**Work instructions**
Using the data below, determine the number of lines that include the string "позднее". Write only that number.

Data entries
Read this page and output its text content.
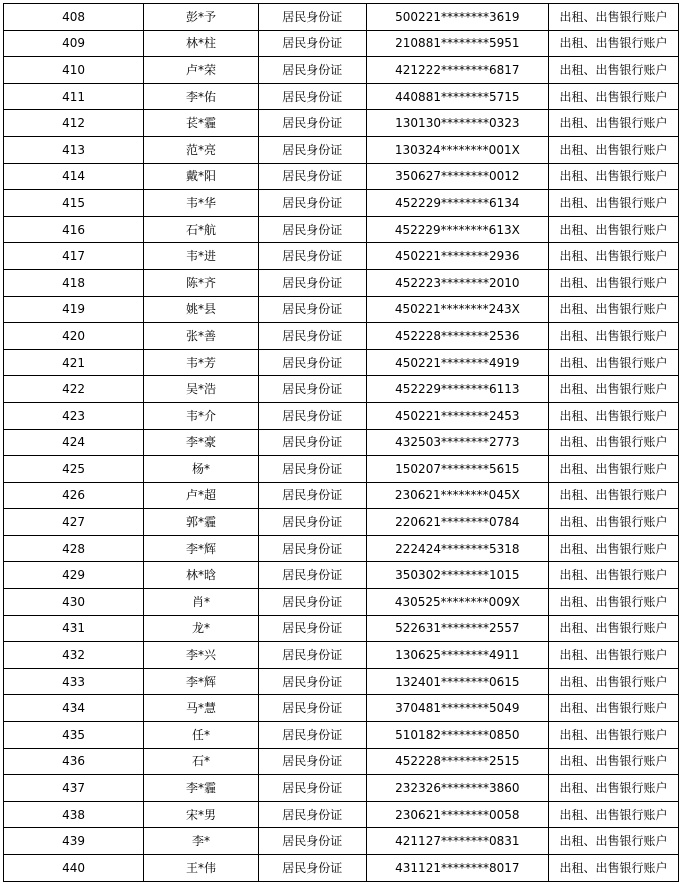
408	彭*予	居民身份证	500221********3619	出租、出售银行账户
409	林*柱	居民身份证	210881********5951	出租、出售银行账户
410	卢*荣	居民身份证	421222********6817	出租、出售银行账户
411	李*佑	居民身份证	440881********5715	出租、出售银行账户
412	苌*霾	居民身份证	130130********0323	出租、出售银行账户
413	范*亮	居民身份证	130324********001X	出租、出售银行账户
414	戴*阳	居民身份证	350627********0012	出租、出售银行账户
415	韦*华	居民身份证	452229********6134	出租、出售银行账户
416	石*航	居民身份证	452229********613X	出租、出售银行账户
417	韦*进	居民身份证	450221********2936	出租、出售银行账户
418	陈*齐	居民身份证	452223********2010	出租、出售银行账户
419	姚*县	居民身份证	450221********243X	出租、出售银行账户
420	张*善	居民身份证	452228********2536	出租、出售银行账户
421	韦*芳	居民身份证	450221********4919	出租、出售银行账户
422	吴*浩	居民身份证	452229********6113	出租、出售银行账户
423	韦*介	居民身份证	450221********2453	出租、出售银行账户
424	李*豪	居民身份证	432503********2773	出租、出售银行账户
425	杨*	居民身份证	150207********5615	出租、出售银行账户
426	卢*超	居民身份证	230621********045X	出租、出售银行账户
427	郭*霾	居民身份证	220621********0784	出租、出售银行账户
428	李*辉	居民身份证	222424********5318	出租、出售银行账户
429	林*晗	居民身份证	350302********1015	出租、出售银行账户
430	肖*	居民身份证	430525********009X	出租、出售银行账户
431	龙*	居民身份证	522631********2557	出租、出售银行账户
432	李*兴	居民身份证	130625********4911	出租、出售银行账户
433	李*辉	居民身份证	132401********0615	出租、出售银行账户
434	马*慧	居民身份证	370481********5049	出租、出售银行账户
435	任*	居民身份证	510182********0850	出租、出售银行账户
436	石*	居民身份证	452228********2515	出租、出售银行账户
437	李*霾	居民身份证	232326********3860	出租、出售银行账户
438	宋*男	居民身份证	230621********0058	出租、出售银行账户
439	李*	居民身份证	421127********0831	出租、出售银行账户
440	王*伟	居民身份证	431121********8017	出租、出售银行账户
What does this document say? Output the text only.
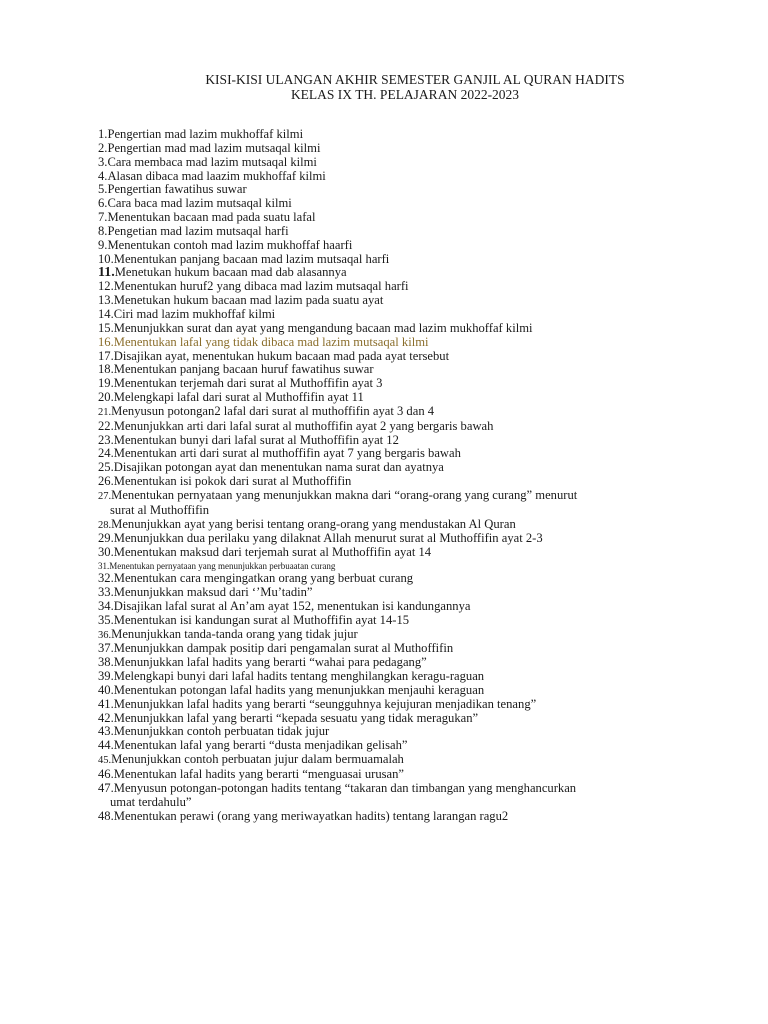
KISI-KISI ULANGAN AKHIR SEMESTER GANJIL AL QURAN HADITS
KELAS IX TH. PELAJARAN 2022-2023
1.Pengertian mad lazim mukhoffaf kilmi
2.Pengertian mad mad lazim mutsaqal kilmi
3.Cara membaca mad lazim mutsaqal kilmi
4.Alasan dibaca mad laazim mukhoffaf kilmi
5.Pengertian fawatihus suwar
6.Cara baca mad lazim mutsaqal kilmi
7.Menentukan bacaan mad pada suatu lafal
8.Pengetian mad lazim mutsaqal harfi
9.Menentukan contoh mad lazim mukhoffaf haarfi
10.Menentukan panjang bacaan mad lazim mutsaqal harfi
11.Menetukan hukum bacaan mad dab alasannya
12.Menentukan huruf2 yang dibaca mad lazim mutsaqal harfi
13.Menetukan hukum bacaan mad lazim pada suatu ayat
14.Ciri mad lazim mukhoffaf kilmi
15.Menunjukkan surat dan ayat yang mengandung bacaan mad lazim mukhoffaf kilmi
16.Menentukan lafal yang tidak dibaca mad lazim mutsaqal kilmi
17.Disajikan ayat, menentukan hukum bacaan mad pada ayat tersebut
18.Menentukan panjang bacaan huruf fawatihus suwar
19.Menentukan terjemah dari surat al Muthoffifin ayat 3
20.Melengkapi lafal dari surat al Muthoffifin ayat 11
21.Menyusun potongan2 lafal dari surat al muthoffifin ayat 3 dan 4
22.Menunjukkan arti dari lafal surat al muthoffifin ayat 2 yang bergaris bawah
23.Menentukan bunyi dari lafal surat al Muthoffifin ayat 12
24.Menentukan arti dari surat al muthoffifin ayat 7 yang bergaris bawah
25.Disajikan potongan ayat dan menentukan nama surat dan ayatnya
26.Menentukan isi pokok dari surat al Muthoffifin
27.Menentukan pernyataan yang menunjukkan makna dari “orang-orang yang curang” menurut
surat al Muthoffifin
28.Menunjukkan ayat yang berisi tentang orang-orang yang mendustakan Al Quran
29.Menunjukkan dua perilaku yang dilaknat Allah menurut surat al Muthoffifin ayat 2-3
30.Menentukan maksud dari terjemah surat al Muthoffifin ayat 14
31.Menentukan pernyataan yang menunjukkan perbuaatan curang
32.Menentukan cara mengingatkan orang yang berbuat curang
33.Menunjukkan maksud dari ‘’Mu’tadin”
34.Disajikan lafal surat al An’am ayat 152, menentukan isi kandungannya
35.Menentukan isi kandungan surat al Muthoffifin ayat 14-15
36.Menunjukkan tanda-tanda orang yang tidak jujur
37.Menunjukkan dampak positip dari pengamalan surat al Muthoffifin
38.Menunjukkan lafal hadits yang berarti “wahai para pedagang”
39.Melengkapi bunyi dari lafal hadits tentang menghilangkan keragu-raguan
40.Menentukan potongan lafal hadits yang menunjukkan menjauhi keraguan
41.Menunjukkan lafal hadits yang berarti “seungguhnya kejujuran menjadikan tenang”
42.Menunjukkan lafal yang berarti “kepada sesuatu yang tidak meragukan”
43.Menunjukkan contoh perbuatan tidak jujur
44.Menentukan lafal yang berarti “dusta menjadikan gelisah”
45.Menunjukkan contoh perbuatan jujur dalam bermuamalah
46.Menentukan lafal hadits yang berarti “menguasai urusan”
47.Menyusun potongan-potongan hadits tentang “takaran dan timbangan yang menghancurkan
umat terdahulu”
48.Menentukan perawi (orang yang meriwayatkan hadits) tentang larangan ragu2
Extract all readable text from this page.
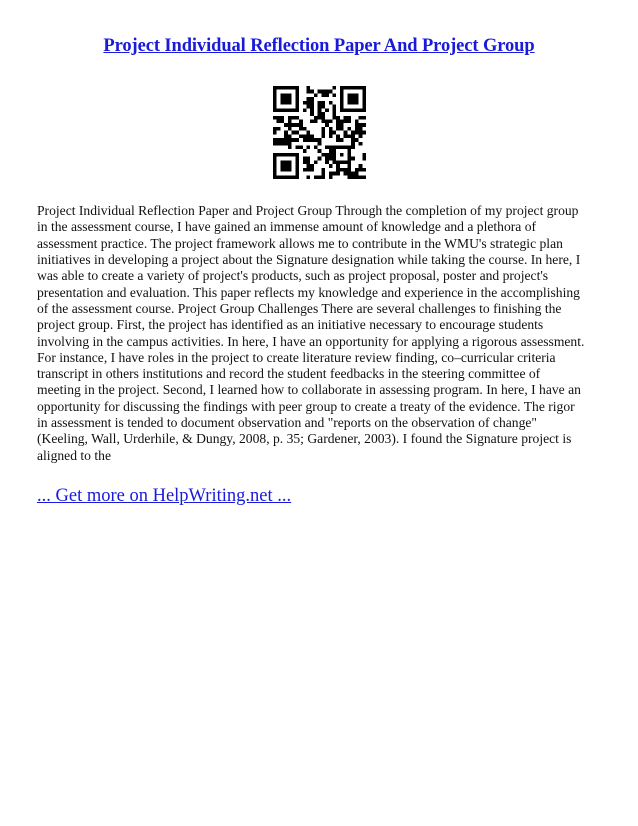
Project Individual Reflection Paper And Project Group
Project Individual Reflection Paper and Project Group Through the completion of my project group
in the assessment course, I have gained an immense amount of knowledge and a plethora of
assessment practice. The project framework allows me to contribute in the WMU's strategic plan
initiatives in developing a project about the Signature designation while taking the course. In here, I
was able to create a variety of project's products, such as project proposal, poster and project's
presentation and evaluation. This paper reflects my knowledge and experience in the accomplishing
of the assessment course. Project Group Challenges There are several challenges to finishing the
project group. First, the project has identified as an initiative necessary to encourage students
involving in the campus activities. In here, I have an opportunity for applying a rigorous assessment.
For instance, I have roles in the project to create literature review finding, co–curricular criteria
transcript in others institutions and record the student feedbacks in the steering committee of
meeting in the project. Second, I learned how to collaborate in assessing program. In here, I have an
opportunity for discussing the findings with peer group to create a treaty of the evidence. The rigor
in assessment is tended to document observation and "reports on the observation of change"
(Keeling, Wall, Urderhile, & Dungy, 2008, p. 35; Gardener, 2003). I found the Signature project is
aligned to the
... Get more on HelpWriting.net ...
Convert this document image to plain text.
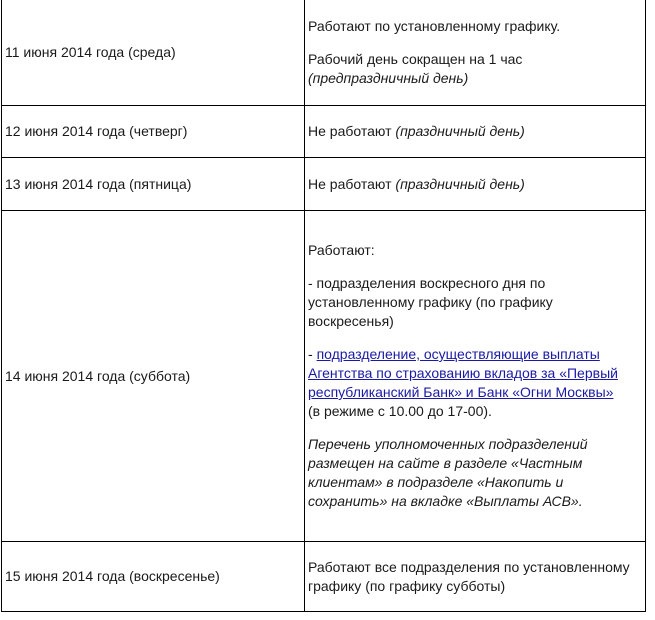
11 июня 2014 года (среда)	Работают по установленному графику.

Рабочий день сокращен на 1 час
(предпраздничный день)

12 июня 2014 года (четверг)	Не работают (праздничный день)
13 июня 2014 года (пятница)	Не работают (праздничный день)
14 июня 2014 года (суббота)	Работают:

- подразделения воскресного дня по установленному графику (по графику воскресенья)

- подразделение, осуществляющие выплаты Агентства по страхованию вкладов за «Первый республиканский Банк» и Банк «Огни Москвы»
(в режиме с 10.00 до 17-00).

Перечень уполномоченных подразделений размещен на сайте в разделе «Частным клиентам» в подразделе «Накопить и сохранить» на вкладке «Выплаты АСВ».

15 июня 2014 года (воскресенье)	Работают все подразделения по установленному графику (по графику субботы)
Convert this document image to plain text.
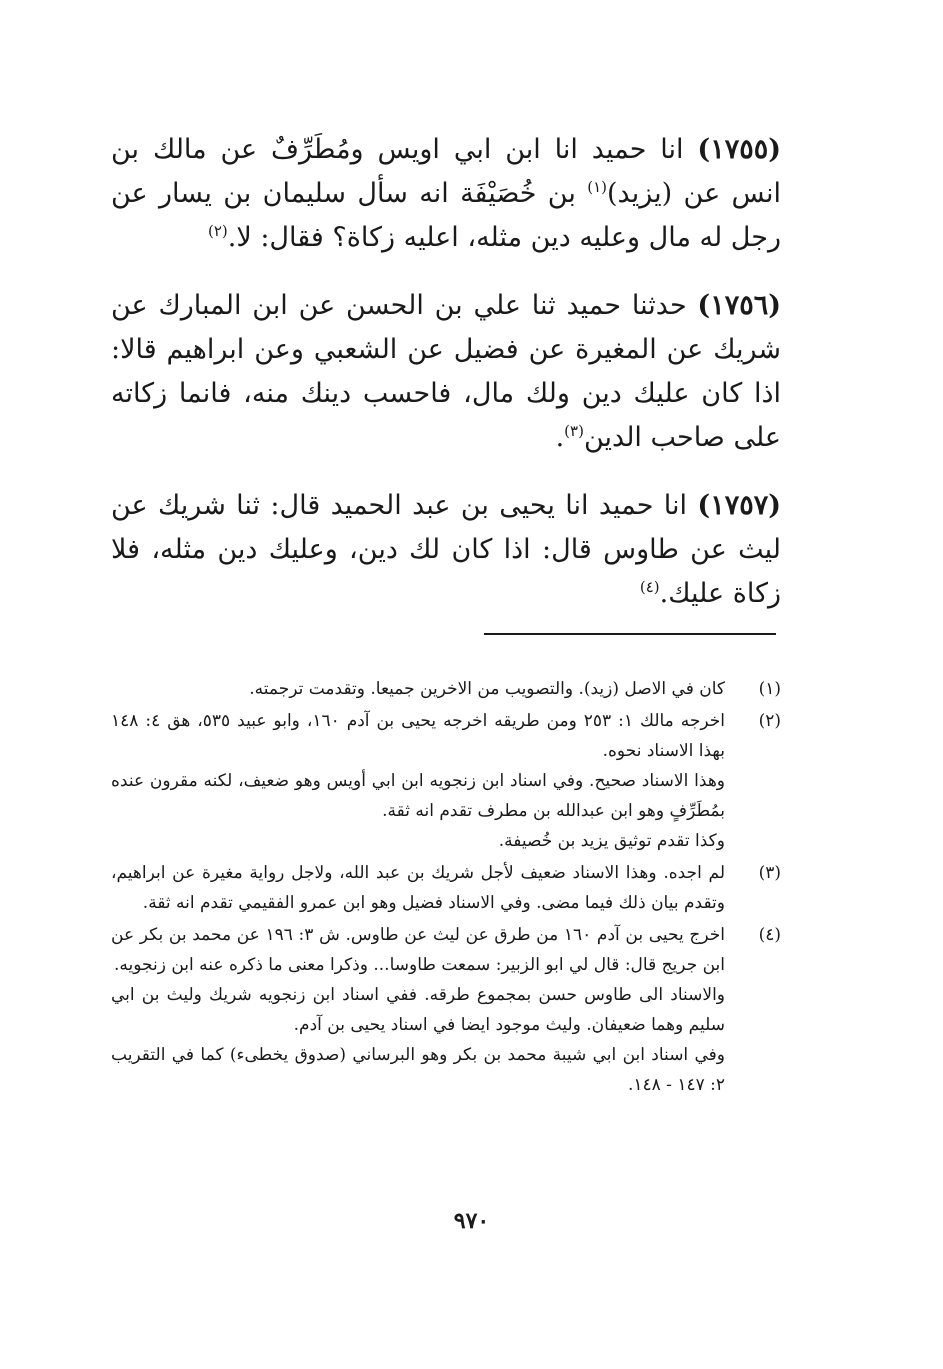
(١٧٥٥) انا حميد انا ابن ابي اويس ومُطَرِّفٌ عن مالك بن انس عن (يزيد)$^{(١)}$ بن خُصَيْفَة انه سأل سليمان بن يسار عن رجل له مال وعليه دين مثله، اعليه زكاة؟ فقال: لا.$^{(٢)}$

(١٧٥٦) حدثنا حميد ثنا علي بن الحسن عن ابن المبارك عن شريك عن المغيرة عن فضيل عن الشعبي وعن ابراهيم قالا: اذا كان عليك دين ولك مال، فاحسب دينك منه، فانما زكاته على صاحب الدين$^{(٣)}$.

(١٧٥٧) انا حميد انا يحيى بن عبد الحميد قال: ثنا شريك عن ليث عن طاوس قال: اذا كان لك دين، وعليك دين مثله، فلا زكاة عليك.$^{(٤)}$

(١)

كان في الاصل (زيد). والتصويب من الاخرين جميعا. وتقدمت ترجمته.

(٢)

اخرجه مالك ١: ٢٥٣ ومن طريقه اخرجه يحيى بن آدم ١٦٠، وابو عبيد ٥٣٥، هق ٤: ١٤٨ بهذا الاسناد نحوه.

وهذا الاسناد صحيح. وفي اسناد ابن زنجويه ابن ابي أويس وهو ضعيف، لكنه مقرون عنده بمُطَرِّفٍ وهو ابن عبدالله بن مطرف تقدم انه ثقة.

وكذا تقدم توثيق يزيد بن خُصيفة.

(٣)

لم اجده. وهذا الاسناد ضعيف لأجل شريك بن عبد الله، ولاجل رواية مغيرة عن ابراهيم، وتقدم بيان ذلك فيما مضى. وفي الاسناد فضيل وهو ابن عمرو الفقيمي تقدم انه ثقة.

(٤)

اخرج يحيى بن آدم ١٦٠ من طرق عن ليث عن طاوس. ش ٣: ١٩٦ عن محمد بن بكر عن ابن جريج قال: قال لي ابو الزبير: سمعت طاوسا... وذكرا معنى ما ذكره عنه ابن زنجويه.

والاسناد الى طاوس حسن بمجموع طرقه. ففي اسناد ابن زنجويه شريك وليث بن ابي سليم وهما ضعيفان. وليث موجود ايضا في اسناد يحيى بن آدم.

وفي اسناد ابن ابي شيبة محمد بن بكر وهو البرساني (صدوق يخطىء) كما في التقريب ٢: ١٤٧ - ١٤٨.

٩٧٠
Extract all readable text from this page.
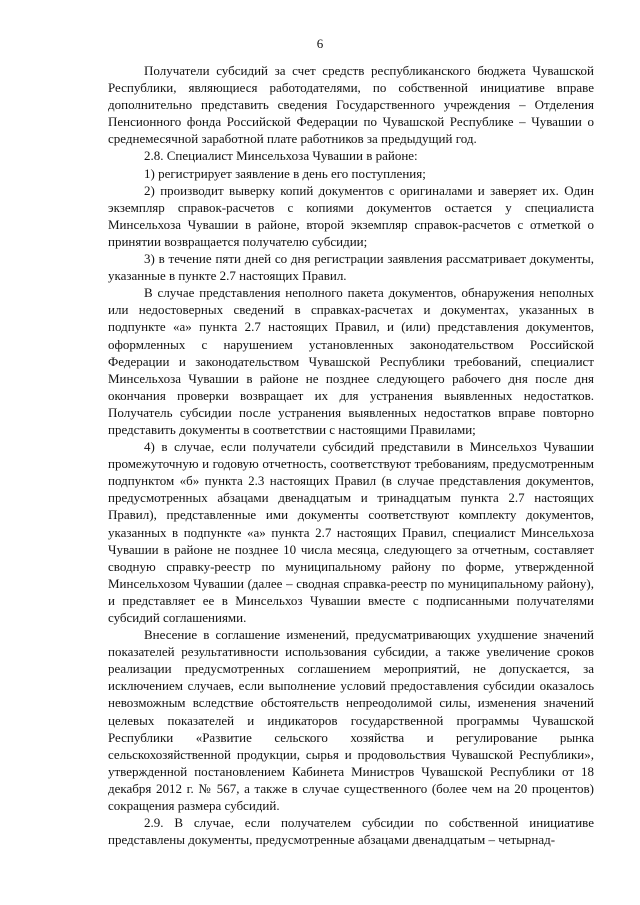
6

Получатели субсидий за счет средств республиканского бюджета Чувашской Республики, являющиеся работодателями, по собственной инициативе вправе дополнительно представить сведения Государственного учреждения – Отделения Пенсионного фонда Российской Федерации по Чувашской Республике – Чувашии о среднемесячной заработной плате работников за предыдущий год.

2.8. Специалист Минсельхоза Чувашии в районе:

1) регистрирует заявление в день его поступления;

2) производит выверку копий документов с оригиналами и заверяет их. Один экземпляр справок-расчетов с копиями документов остается у специалиста Минсельхоза Чувашии в районе, второй экземпляр справок-расчетов с отметкой о принятии возвращается получателю субсидии;

3) в течение пяти дней со дня регистрации заявления рассматривает документы, указанные в пункте 2.7 настоящих Правил.

В случае представления неполного пакета документов, обнаружения неполных или недостоверных сведений в справках-расчетах и документах, указанных в подпункте «а» пункта 2.7 настоящих Правил, и (или) представления документов, оформленных с нарушением установленных законодательством Российской Федерации и законодательством Чувашской Республики требований, специалист Минсельхоза Чувашии в районе не позднее следующего рабочего дня после дня окончания проверки возвращает их для устранения выявленных недостатков. Получатель субсидии после устранения выявленных недостатков вправе повторно представить документы в соответствии с настоящими Правилами;

4) в случае, если получатели субсидий представили в Минсельхоз Чувашии промежуточную и годовую отчетность, соответствуют требованиям, предусмотренным подпунктом «б» пункта 2.3 настоящих Правил (в случае представления документов, предусмотренных абзацами двенадцатым и тринадцатым пункта 2.7 настоящих Правил), представленные ими документы соответствуют комплекту документов, указанных в подпункте «а» пункта 2.7 настоящих Правил, специалист Минсельхоза Чувашии в районе не позднее 10 числа месяца, следующего за отчетным, составляет сводную справку-реестр по муниципальному району по форме, утвержденной Минсельхозом Чувашии (далее – сводная справка-реестр по муниципальному району), и представляет ее в Минсельхоз Чувашии вместе с подписанными получателями субсидий соглашениями.

Внесение в соглашение изменений, предусматривающих ухудшение значений показателей результативности использования субсидии, а также увеличение сроков реализации предусмотренных соглашением мероприятий, не допускается, за исключением случаев, если выполнение условий предоставления субсидии оказалось невозможным вследствие обстоятельств непреодолимой силы, изменения значений целевых показателей и индикаторов государственной программы Чувашской Республики «Развитие сельского хозяйства и регулирование рынка сельскохозяйственной продукции, сырья и продовольствия Чувашской Республики», утвержденной постановлением Кабинета Министров Чувашской Республики от 18 декабря 2012 г. № 567, а также в случае существенного (более чем на 20 процентов) сокращения размера субсидий.

2.9. В случае, если получателем субсидии по собственной инициативе представлены документы, предусмотренные абзацами двенадцатым – четырнад-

**Result**
2